▶ [MATERIAL PROVIDED]
--- START ---
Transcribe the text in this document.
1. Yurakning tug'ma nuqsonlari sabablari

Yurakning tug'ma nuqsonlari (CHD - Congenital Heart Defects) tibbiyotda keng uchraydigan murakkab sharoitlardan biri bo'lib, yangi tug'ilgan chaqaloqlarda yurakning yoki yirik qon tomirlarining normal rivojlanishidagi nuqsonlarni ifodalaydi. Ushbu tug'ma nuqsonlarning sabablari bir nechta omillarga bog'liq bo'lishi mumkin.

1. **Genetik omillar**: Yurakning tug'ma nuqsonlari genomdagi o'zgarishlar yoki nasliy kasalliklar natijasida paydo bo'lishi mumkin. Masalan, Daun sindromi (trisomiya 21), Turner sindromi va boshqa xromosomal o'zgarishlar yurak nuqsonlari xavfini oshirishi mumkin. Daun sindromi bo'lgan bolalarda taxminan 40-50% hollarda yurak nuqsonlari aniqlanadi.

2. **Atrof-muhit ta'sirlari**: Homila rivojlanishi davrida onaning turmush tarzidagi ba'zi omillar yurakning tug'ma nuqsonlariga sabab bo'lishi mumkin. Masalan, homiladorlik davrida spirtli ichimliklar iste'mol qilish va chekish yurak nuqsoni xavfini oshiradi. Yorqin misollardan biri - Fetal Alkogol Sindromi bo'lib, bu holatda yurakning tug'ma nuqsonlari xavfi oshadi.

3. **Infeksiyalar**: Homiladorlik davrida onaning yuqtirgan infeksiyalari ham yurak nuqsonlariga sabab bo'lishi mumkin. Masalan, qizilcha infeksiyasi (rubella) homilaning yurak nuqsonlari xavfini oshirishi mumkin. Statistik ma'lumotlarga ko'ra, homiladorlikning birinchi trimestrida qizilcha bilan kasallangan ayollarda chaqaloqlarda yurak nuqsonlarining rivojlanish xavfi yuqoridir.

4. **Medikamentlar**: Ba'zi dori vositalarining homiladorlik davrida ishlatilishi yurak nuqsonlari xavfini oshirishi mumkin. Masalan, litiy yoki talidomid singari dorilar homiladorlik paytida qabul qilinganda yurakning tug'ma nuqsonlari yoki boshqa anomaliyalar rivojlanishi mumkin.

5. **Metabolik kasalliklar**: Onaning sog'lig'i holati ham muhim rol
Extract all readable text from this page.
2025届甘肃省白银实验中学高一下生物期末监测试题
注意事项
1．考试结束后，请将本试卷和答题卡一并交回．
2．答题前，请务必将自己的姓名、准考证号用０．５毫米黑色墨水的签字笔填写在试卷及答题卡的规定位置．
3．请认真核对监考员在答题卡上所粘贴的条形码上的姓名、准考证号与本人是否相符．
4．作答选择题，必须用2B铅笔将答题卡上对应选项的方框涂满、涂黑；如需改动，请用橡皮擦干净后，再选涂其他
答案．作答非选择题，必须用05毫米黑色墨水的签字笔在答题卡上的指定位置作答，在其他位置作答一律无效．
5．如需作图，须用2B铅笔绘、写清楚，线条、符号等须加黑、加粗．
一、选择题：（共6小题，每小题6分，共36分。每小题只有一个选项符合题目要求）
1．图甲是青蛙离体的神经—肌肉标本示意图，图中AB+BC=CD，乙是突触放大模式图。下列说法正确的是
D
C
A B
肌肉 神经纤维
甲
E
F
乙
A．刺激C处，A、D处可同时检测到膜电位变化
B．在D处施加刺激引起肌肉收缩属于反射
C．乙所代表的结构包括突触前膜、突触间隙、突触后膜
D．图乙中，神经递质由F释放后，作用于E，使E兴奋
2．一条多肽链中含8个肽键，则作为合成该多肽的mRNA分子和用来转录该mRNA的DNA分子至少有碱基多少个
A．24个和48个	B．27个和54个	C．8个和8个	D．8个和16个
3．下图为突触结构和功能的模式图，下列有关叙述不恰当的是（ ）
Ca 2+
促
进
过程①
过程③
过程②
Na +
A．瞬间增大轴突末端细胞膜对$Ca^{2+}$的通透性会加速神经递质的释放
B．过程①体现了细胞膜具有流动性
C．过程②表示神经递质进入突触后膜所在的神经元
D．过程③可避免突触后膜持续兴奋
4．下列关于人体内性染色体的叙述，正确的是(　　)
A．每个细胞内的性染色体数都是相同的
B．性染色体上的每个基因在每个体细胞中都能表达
--- END ---
Nothing but an exact transcription of the records is expected.

Transcribe the text in this document.
1. Yurakning tug'ma nuqsonlari sabablari

Yurakning tug'ma nuqsonlari (CHD - Congenital Heart Defects) tibbiyotda keng uchraydigan murakkab sharoitlardan biri bo'lib, yangi tug'ilgan chaqaloqlarda yurakning yoki yirik qon tomirlarining normal rivojlanishidagi nuqsonlarni ifodalaydi. Ushbu tug'ma nuqsonlarning sabablari bir nechta omillarga bog'liq bo'lishi mumkin.

1. **Genetik omillar**: Yurakning tug'ma nuqsonlari genomdagi o'zgarishlar yoki nasliy kasalliklar natijasida paydo bo'lishi mumkin. Masalan, Daun sindromi (trisomiya 21), Turner sindromi va boshqa xromosomal o'zgarishlar yurak nuqsonlari xavfini oshirishi mumkin. Daun sindromi bo'lgan bolalarda taxminan 40-50% hollarda yurak nuqsonlari aniqlanadi.

2. **Atrof-muhit ta'sirlari**: Homila rivojlanishi davrida onaning turmush tarzidagi ba'zi omillar yurakning tug'ma nuqsonlariga sabab bo'lishi mumkin. Masalan, homiladorlik davrida spirtli ichimliklar iste'mol qilish va chekish yurak nuqsoni xavfini oshiradi. Yorqin misollardan biri - Fetal Alkogol Sindromi bo'lib, bu holatda yurakning tug'ma nuqsonlari xavfi oshadi.

3. **Infeksiyalar**: Homiladorlik davrida onaning yuqtirgan infeksiyalari ham yurak nuqsonlariga sabab bo'lishi mumkin. Masalan, qizilcha infeksiyasi (rubella) homilaning yurak nuqsonlari xavfini oshirishi mumkin. Statistik ma'lumotlarga ko'ra, homiladorlikning birinchi trimestrida qizilcha bilan kasallangan ayollarda chaqaloqlarda yurak nuqsonlarining rivojlanish xavfi yuqoridir.

4. **Medikamentlar**: Ba'zi dori vositalarining homiladorlik davrida ishlatilishi yurak nuqsonlari xavfini oshirishi mumkin. Masalan, litiy yoki talidomid singari dorilar homiladorlik paytida qabul qilinganda yurakning tug'ma nuqsonlari yoki boshqa anomaliyalar rivojlanishi mumkin.

5. **Metabolik kasalliklar**: Onaning sog'lig'i holati ham muhim rol
Extract all readable text from this page.
2025届甘肃省白银实验中学高一下生物期末监测试题
注意事项
1．考试结束后，请将本试卷和答题卡一并交回．
2．答题前，请务必将自己的姓名、准考证号用０．５毫米黑色墨水的签字笔填写在试卷及答题卡的规定位置．
3．请认真核对监考员在答题卡上所粘贴的条形码上的姓名、准考证号与本人是否相符．
4．作答选择题，必须用2B铅笔将答题卡上对应选项的方框涂满、涂黑；如需改动，请用橡皮擦干净后，再选涂其他
答案．作答非选择题，必须用05毫米黑色墨水的签字笔在答题卡上的指定位置作答，在其他位置作答一律无效．
5．如需作图，须用2B铅笔绘、写清楚，线条、符号等须加黑、加粗．
一、选择题：（共6小题，每小题6分，共36分。每小题只有一个选项符合题目要求）
1．图甲是青蛙离体的神经—肌肉标本示意图，图中AB+BC=CD，乙是突触放大模式图。下列说法正确的是
D
C
A B
肌肉 神经纤维
甲
E
F
乙
A．刺激C处，A、D处可同时检测到膜电位变化
B．在D处施加刺激引起肌肉收缩属于反射
C．乙所代表的结构包括突触前膜、突触间隙、突触后膜
D．图乙中，神经递质由F释放后，作用于E，使E兴奋
2．一条多肽链中含8个肽键，则作为合成该多肽的mRNA分子和用来转录该mRNA的DNA分子至少有碱基多少个
A．24个和48个	B．27个和54个	C．8个和8个	D．8个和16个
3．下图为突触结构和功能的模式图，下列有关叙述不恰当的是（ ）
Ca 2+
促
进
过程①
过程③
过程②
Na +
A．瞬间增大轴突末端细胞膜对$Ca^{2+}$的通透性会加速神经递质的释放
B．过程①体现了细胞膜具有流动性
C．过程②表示神经递质进入突触后膜所在的神经元
D．过程③可避免突触后膜持续兴奋
4．下列关于人体内性染色体的叙述，正确的是(　　)
A．每个细胞内的性染色体数都是相同的
B．性染色体上的每个基因在每个体细胞中都能表达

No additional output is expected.